TASK TO COMPLETE: Your task is to repeat the lines below exactly, excluding any pictures they contain.
..........
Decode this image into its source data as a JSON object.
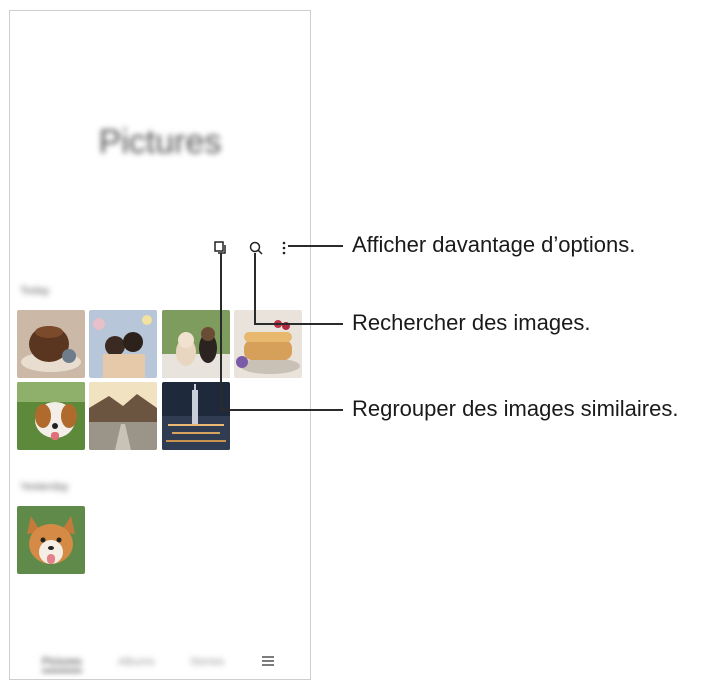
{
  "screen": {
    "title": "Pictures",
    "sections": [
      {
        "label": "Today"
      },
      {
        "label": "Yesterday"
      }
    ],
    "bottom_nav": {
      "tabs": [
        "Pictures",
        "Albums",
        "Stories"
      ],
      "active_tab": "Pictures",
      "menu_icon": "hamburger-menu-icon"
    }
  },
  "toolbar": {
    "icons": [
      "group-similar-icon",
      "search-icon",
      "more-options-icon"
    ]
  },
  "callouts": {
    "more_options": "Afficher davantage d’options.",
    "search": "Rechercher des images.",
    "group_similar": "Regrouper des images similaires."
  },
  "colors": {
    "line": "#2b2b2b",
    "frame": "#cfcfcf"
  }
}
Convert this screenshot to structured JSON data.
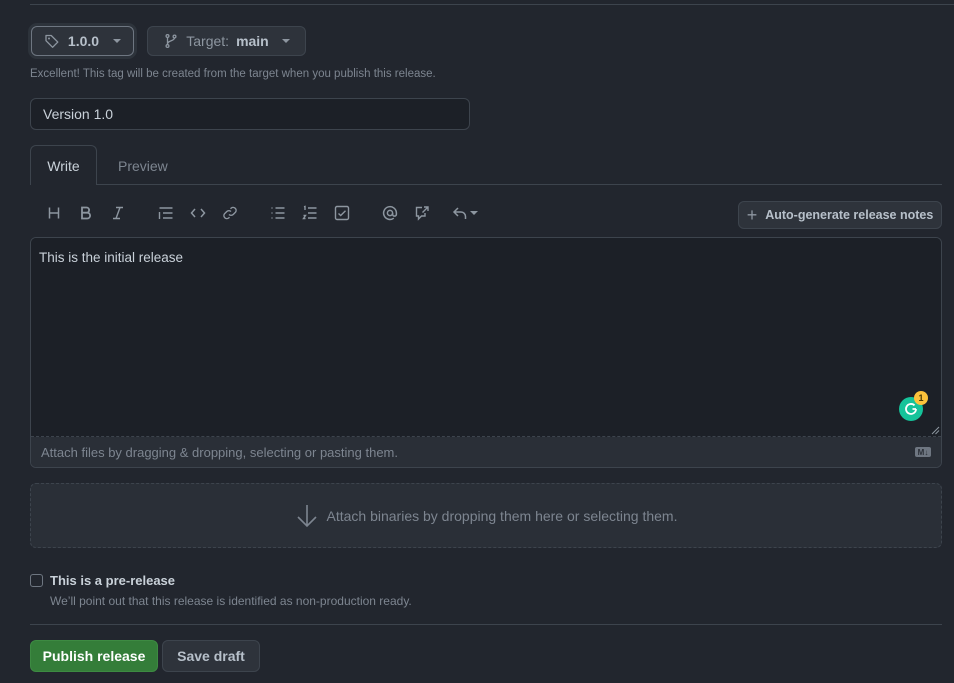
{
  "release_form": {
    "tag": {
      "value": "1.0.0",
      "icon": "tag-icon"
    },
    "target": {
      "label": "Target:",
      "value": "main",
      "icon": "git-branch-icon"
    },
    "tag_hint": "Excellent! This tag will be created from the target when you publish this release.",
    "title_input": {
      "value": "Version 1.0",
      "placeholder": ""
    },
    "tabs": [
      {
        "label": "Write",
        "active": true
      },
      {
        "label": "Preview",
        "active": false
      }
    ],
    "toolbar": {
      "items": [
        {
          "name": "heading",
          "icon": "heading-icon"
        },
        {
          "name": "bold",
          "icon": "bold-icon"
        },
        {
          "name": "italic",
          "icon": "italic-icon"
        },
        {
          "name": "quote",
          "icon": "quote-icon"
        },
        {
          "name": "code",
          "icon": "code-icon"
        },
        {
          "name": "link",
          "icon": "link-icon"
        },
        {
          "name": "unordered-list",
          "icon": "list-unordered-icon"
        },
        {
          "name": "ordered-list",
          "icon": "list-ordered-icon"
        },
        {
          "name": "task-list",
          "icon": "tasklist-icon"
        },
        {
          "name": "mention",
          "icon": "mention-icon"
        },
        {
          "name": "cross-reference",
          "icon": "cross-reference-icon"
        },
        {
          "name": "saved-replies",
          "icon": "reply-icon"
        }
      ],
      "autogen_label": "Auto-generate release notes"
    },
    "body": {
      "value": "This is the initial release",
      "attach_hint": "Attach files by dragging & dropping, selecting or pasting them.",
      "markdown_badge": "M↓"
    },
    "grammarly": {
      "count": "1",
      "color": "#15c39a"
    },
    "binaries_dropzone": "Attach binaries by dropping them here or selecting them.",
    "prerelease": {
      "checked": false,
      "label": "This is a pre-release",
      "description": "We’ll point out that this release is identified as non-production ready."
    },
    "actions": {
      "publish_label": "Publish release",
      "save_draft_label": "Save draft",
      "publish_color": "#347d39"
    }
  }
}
..........
REPLY:
Decode this image into its source data as a JSON object.
{
  "screen": {
    "title": "Pictures",
    "sections": [
      {
        "label": "Today"
      },
      {
        "label": "Yesterday"
      }
    ],
    "bottom_nav": {
      "tabs": [
        "Pictures",
        "Albums",
        "Stories"
      ],
      "active_tab": "Pictures",
      "menu_icon": "hamburger-menu-icon"
    }
  },
  "toolbar": {
    "icons": [
      "group-similar-icon",
      "search-icon",
      "more-options-icon"
    ]
  },
  "callouts": {
    "more_options": "Afficher davantage d’options.",
    "search": "Rechercher des images.",
    "group_similar": "Regrouper des images similaires."
  },
  "colors": {
    "line": "#2b2b2b",
    "frame": "#cfcfcf"
  }
}
Convert this screenshot to structured JSON data.
{
  "release_form": {
    "tag": {
      "value": "1.0.0",
      "icon": "tag-icon"
    },
    "target": {
      "label": "Target:",
      "value": "main",
      "icon": "git-branch-icon"
    },
    "tag_hint": "Excellent! This tag will be created from the target when you publish this release.",
    "title_input": {
      "value": "Version 1.0",
      "placeholder": ""
    },
    "tabs": [
      {
        "label": "Write",
        "active": true
      },
      {
        "label": "Preview",
        "active": false
      }
    ],
    "toolbar": {
      "items": [
        {
          "name": "heading",
          "icon": "heading-icon"
        },
        {
          "name": "bold",
          "icon": "bold-icon"
        },
        {
          "name": "italic",
          "icon": "italic-icon"
        },
        {
          "name": "quote",
          "icon": "quote-icon"
        },
        {
          "name": "code",
          "icon": "code-icon"
        },
        {
          "name": "link",
          "icon": "link-icon"
        },
        {
          "name": "unordered-list",
          "icon": "list-unordered-icon"
        },
        {
          "name": "ordered-list",
          "icon": "list-ordered-icon"
        },
        {
          "name": "task-list",
          "icon": "tasklist-icon"
        },
        {
          "name": "mention",
          "icon": "mention-icon"
        },
        {
          "name": "cross-reference",
          "icon": "cross-reference-icon"
        },
        {
          "name": "saved-replies",
          "icon": "reply-icon"
        }
      ],
      "autogen_label": "Auto-generate release notes"
    },
    "body": {
      "value": "This is the initial release",
      "attach_hint": "Attach files by dragging & dropping, selecting or pasting them.",
      "markdown_badge": "M↓"
    },
    "grammarly": {
      "count": "1",
      "color": "#15c39a"
    },
    "binaries_dropzone": "Attach binaries by dropping them here or selecting them.",
    "prerelease": {
      "checked": false,
      "label": "This is a pre-release",
      "description": "We’ll point out that this release is identified as non-production ready."
    },
    "actions": {
      "publish_label": "Publish release",
      "save_draft_label": "Save draft",
      "publish_color": "#347d39"
    }
  }
}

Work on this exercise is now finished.